Source data.
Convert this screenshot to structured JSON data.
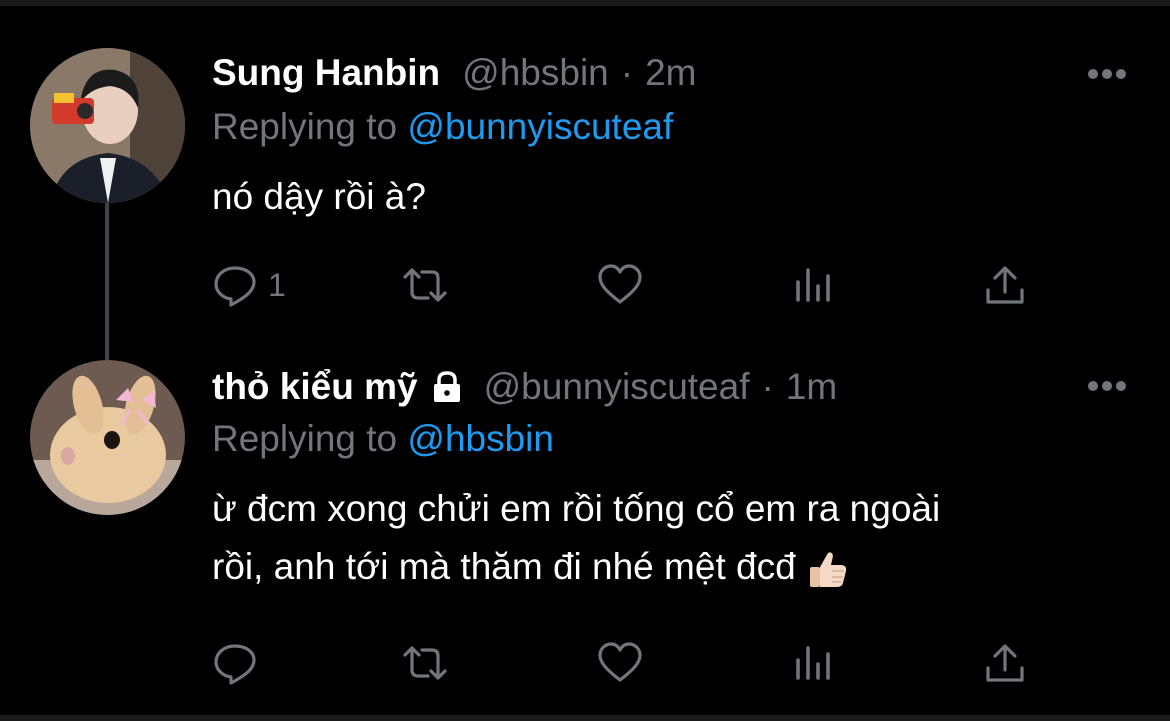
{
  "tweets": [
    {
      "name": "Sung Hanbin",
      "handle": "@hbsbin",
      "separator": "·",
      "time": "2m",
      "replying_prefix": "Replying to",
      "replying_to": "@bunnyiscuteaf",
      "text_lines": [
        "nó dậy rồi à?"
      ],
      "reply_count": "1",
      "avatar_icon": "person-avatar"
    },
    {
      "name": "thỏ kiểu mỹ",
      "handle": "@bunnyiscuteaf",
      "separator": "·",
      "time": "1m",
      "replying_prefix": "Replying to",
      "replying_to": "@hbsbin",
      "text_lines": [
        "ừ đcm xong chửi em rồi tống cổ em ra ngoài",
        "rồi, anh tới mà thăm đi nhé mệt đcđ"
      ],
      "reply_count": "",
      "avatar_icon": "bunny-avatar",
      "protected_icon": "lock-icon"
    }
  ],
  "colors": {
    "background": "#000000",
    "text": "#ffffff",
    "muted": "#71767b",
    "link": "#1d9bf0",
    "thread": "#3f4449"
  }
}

--

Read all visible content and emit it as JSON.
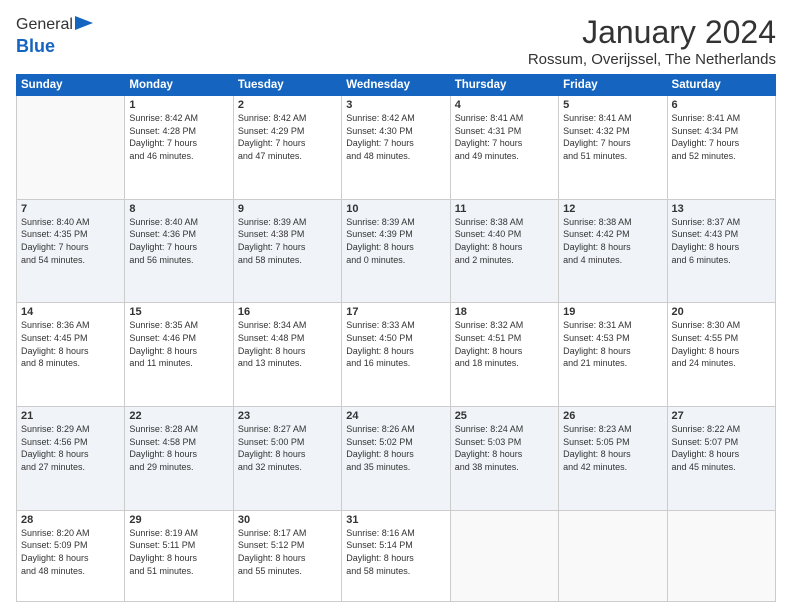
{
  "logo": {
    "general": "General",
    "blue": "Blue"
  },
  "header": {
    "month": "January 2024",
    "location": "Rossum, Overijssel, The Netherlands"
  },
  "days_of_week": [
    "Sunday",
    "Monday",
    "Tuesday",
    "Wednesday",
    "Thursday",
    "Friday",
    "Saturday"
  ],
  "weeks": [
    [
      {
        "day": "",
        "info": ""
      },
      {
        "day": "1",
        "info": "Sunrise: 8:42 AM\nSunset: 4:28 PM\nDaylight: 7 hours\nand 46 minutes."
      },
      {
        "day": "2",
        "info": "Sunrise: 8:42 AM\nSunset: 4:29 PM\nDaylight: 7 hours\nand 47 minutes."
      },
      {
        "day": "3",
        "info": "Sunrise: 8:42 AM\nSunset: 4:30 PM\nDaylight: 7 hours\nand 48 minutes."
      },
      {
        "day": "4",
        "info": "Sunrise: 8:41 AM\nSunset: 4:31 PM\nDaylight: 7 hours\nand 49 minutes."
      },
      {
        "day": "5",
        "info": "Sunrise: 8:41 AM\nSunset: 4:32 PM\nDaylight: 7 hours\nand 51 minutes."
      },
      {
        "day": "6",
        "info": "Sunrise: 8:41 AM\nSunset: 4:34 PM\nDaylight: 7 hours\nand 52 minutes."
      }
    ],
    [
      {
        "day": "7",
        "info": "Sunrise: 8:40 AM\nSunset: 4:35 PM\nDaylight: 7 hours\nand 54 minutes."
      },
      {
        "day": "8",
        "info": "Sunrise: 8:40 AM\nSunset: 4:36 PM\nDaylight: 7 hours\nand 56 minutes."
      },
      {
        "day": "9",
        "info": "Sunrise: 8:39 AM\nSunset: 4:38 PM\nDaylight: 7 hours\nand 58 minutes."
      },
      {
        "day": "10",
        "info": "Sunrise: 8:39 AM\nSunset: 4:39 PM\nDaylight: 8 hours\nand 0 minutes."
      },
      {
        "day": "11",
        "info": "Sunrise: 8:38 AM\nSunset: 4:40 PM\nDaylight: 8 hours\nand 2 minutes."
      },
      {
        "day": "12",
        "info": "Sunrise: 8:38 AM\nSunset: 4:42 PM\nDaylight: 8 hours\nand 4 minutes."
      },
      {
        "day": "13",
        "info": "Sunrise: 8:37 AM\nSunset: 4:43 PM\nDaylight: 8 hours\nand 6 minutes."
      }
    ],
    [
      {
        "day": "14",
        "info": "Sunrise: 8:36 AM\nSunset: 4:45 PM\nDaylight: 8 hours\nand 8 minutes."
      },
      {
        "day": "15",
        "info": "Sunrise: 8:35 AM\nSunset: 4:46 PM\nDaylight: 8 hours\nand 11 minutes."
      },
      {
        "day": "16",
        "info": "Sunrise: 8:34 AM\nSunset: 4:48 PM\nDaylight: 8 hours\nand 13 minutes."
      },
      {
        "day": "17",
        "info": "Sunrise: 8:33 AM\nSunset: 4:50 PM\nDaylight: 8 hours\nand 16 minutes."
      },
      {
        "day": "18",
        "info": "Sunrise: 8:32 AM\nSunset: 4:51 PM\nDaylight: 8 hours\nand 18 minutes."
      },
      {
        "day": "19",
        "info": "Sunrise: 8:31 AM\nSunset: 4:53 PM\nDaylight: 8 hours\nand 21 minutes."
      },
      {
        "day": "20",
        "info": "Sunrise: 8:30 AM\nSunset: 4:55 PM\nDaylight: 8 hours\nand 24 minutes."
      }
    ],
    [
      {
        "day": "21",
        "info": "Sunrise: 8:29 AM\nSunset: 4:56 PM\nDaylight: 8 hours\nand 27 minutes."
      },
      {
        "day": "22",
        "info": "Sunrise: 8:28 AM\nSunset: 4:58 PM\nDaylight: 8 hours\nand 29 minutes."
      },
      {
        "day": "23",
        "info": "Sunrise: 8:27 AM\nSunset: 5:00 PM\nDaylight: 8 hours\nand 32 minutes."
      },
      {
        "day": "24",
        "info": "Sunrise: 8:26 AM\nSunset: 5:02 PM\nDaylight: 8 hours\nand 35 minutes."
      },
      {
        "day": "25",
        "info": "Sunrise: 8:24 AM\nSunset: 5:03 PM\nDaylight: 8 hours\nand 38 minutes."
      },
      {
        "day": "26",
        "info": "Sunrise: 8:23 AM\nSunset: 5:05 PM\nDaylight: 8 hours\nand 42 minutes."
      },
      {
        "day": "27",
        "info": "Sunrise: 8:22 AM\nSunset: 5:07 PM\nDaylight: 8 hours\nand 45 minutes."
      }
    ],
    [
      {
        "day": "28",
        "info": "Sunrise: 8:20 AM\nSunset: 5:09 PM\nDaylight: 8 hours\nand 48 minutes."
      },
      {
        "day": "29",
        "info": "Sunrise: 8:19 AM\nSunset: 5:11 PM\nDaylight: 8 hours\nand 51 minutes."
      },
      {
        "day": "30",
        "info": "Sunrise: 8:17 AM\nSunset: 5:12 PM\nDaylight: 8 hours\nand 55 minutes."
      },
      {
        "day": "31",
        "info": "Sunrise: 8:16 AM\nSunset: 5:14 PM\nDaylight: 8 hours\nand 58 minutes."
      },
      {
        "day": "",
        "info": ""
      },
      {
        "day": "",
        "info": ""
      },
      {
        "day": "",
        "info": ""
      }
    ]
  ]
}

Task requirements. Going through the data, tally the lines containing "JSON" and report only the result.

Solution to the problem. 2